-- start Supplied material --

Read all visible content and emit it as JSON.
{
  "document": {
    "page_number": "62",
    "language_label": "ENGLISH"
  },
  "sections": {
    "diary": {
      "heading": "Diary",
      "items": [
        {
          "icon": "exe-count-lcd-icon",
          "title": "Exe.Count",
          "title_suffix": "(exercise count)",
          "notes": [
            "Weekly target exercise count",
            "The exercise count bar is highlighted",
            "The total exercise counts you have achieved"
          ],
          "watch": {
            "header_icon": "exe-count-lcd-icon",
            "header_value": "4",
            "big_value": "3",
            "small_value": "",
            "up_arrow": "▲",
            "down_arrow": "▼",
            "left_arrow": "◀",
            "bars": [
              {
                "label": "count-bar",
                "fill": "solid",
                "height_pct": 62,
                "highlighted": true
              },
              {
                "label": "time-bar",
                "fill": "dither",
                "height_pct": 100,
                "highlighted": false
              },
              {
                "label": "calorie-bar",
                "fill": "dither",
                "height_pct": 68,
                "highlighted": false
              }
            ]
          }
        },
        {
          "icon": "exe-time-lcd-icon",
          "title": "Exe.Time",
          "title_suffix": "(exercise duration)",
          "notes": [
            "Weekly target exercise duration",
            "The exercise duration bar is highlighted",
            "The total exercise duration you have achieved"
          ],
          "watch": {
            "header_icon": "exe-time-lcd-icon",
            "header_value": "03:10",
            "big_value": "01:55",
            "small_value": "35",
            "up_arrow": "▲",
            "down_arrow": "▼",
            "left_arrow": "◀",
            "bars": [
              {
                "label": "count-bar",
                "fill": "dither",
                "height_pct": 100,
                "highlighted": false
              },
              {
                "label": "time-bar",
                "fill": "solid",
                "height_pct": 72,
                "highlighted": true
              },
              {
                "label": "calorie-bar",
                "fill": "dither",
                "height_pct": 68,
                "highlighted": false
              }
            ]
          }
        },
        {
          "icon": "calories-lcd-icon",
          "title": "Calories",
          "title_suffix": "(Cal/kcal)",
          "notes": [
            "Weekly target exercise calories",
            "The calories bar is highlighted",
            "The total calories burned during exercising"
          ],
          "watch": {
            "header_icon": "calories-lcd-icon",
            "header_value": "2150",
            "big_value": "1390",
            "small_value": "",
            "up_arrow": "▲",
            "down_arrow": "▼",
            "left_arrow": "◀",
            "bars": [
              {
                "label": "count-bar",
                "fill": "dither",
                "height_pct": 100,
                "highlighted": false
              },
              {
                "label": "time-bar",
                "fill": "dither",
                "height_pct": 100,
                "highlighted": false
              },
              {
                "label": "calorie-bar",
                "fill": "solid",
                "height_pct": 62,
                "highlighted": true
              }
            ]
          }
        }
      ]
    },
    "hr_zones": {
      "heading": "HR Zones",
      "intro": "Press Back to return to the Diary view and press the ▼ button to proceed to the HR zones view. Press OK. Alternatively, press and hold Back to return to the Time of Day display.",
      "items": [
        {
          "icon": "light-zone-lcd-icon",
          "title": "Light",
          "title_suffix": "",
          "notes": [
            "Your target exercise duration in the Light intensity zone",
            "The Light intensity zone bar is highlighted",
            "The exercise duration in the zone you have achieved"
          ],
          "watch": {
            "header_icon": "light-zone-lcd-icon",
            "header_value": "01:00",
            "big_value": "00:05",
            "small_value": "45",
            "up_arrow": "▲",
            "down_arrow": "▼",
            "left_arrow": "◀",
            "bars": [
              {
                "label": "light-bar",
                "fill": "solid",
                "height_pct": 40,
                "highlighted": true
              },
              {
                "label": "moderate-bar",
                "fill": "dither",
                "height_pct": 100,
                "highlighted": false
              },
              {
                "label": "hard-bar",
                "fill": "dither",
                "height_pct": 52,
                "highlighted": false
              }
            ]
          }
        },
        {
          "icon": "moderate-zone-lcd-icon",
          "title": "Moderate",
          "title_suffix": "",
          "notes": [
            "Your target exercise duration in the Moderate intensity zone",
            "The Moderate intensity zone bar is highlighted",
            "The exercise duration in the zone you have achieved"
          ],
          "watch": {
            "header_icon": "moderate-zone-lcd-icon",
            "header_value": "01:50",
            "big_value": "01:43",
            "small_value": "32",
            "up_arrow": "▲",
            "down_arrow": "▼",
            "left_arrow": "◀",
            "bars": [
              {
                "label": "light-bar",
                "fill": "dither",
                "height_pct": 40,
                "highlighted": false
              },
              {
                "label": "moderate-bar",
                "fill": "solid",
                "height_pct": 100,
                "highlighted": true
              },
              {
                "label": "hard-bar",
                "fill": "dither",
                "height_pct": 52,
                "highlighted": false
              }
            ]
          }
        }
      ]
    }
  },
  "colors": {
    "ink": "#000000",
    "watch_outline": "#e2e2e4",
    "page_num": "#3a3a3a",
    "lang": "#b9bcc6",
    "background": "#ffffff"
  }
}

-- end Supplied material --
-- start Supplied material --

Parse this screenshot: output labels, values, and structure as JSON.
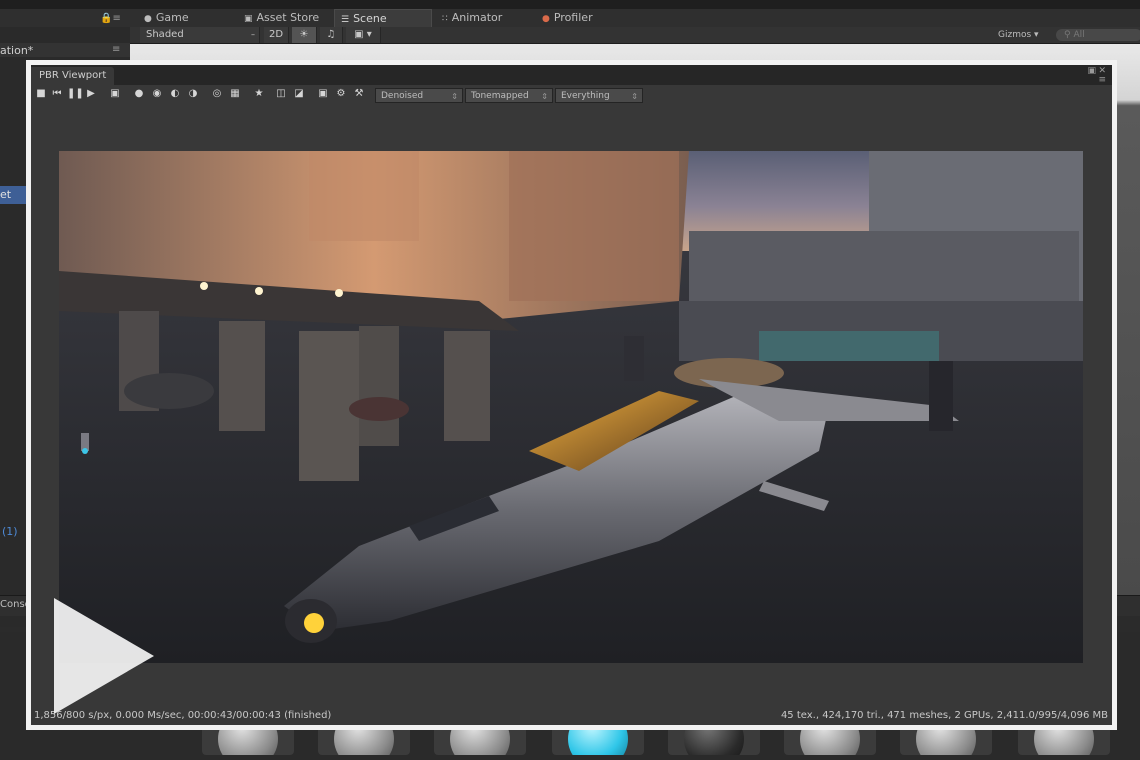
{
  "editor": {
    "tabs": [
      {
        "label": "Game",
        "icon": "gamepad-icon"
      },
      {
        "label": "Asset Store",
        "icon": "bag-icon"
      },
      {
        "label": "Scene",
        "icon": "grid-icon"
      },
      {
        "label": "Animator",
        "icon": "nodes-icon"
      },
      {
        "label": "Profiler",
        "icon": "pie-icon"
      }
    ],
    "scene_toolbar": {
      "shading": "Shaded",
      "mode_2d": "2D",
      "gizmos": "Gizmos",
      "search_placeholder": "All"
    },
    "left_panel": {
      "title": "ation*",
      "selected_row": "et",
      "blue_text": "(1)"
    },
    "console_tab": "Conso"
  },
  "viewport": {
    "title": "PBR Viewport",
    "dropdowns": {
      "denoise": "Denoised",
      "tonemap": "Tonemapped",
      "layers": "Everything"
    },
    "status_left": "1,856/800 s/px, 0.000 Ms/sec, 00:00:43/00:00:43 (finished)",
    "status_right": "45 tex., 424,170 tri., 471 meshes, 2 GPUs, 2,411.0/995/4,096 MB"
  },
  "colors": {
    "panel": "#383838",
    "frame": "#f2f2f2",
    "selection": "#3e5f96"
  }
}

-- end Supplied material --
-- start Supplied material --

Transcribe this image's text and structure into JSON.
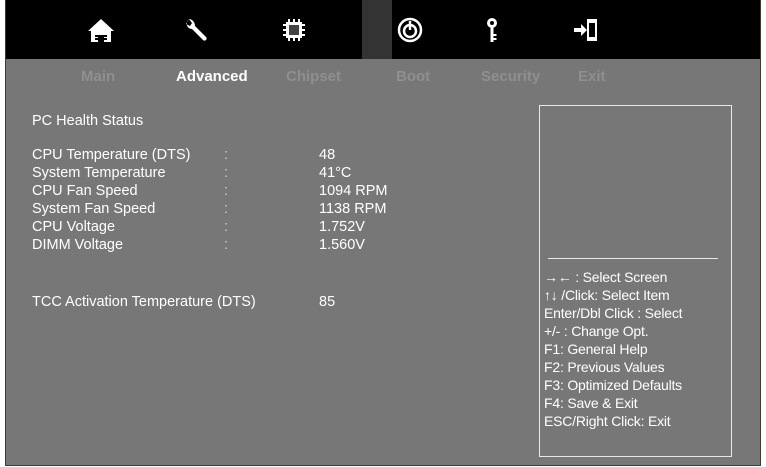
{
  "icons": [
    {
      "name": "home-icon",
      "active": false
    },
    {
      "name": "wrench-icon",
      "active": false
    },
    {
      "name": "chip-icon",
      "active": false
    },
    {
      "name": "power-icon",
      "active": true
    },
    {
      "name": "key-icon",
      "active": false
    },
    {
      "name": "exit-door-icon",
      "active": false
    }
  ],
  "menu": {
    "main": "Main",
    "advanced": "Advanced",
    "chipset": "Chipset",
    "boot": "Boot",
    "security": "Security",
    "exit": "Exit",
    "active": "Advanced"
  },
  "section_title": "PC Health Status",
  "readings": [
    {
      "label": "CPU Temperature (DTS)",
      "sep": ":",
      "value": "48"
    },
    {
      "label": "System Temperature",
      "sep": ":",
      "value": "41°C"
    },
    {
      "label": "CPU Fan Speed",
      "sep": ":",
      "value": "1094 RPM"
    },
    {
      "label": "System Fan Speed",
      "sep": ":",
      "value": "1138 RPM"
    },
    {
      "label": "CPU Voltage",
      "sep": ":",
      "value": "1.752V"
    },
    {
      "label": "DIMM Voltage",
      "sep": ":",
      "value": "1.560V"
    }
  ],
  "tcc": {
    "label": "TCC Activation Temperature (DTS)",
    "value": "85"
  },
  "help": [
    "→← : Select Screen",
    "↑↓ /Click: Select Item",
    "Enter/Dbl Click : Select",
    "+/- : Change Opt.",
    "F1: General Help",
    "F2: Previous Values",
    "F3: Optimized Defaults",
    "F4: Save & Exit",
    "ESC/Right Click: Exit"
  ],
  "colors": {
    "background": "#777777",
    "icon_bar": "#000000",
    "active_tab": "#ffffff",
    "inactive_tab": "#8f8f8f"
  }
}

-- end Supplied material --

● **Task to complete**
Only lines that contain the word "Speed" are wanted; copy each of them.

● **Task solution**
      "label": "CPU Fan Speed",
      "label": "System Fan Speed",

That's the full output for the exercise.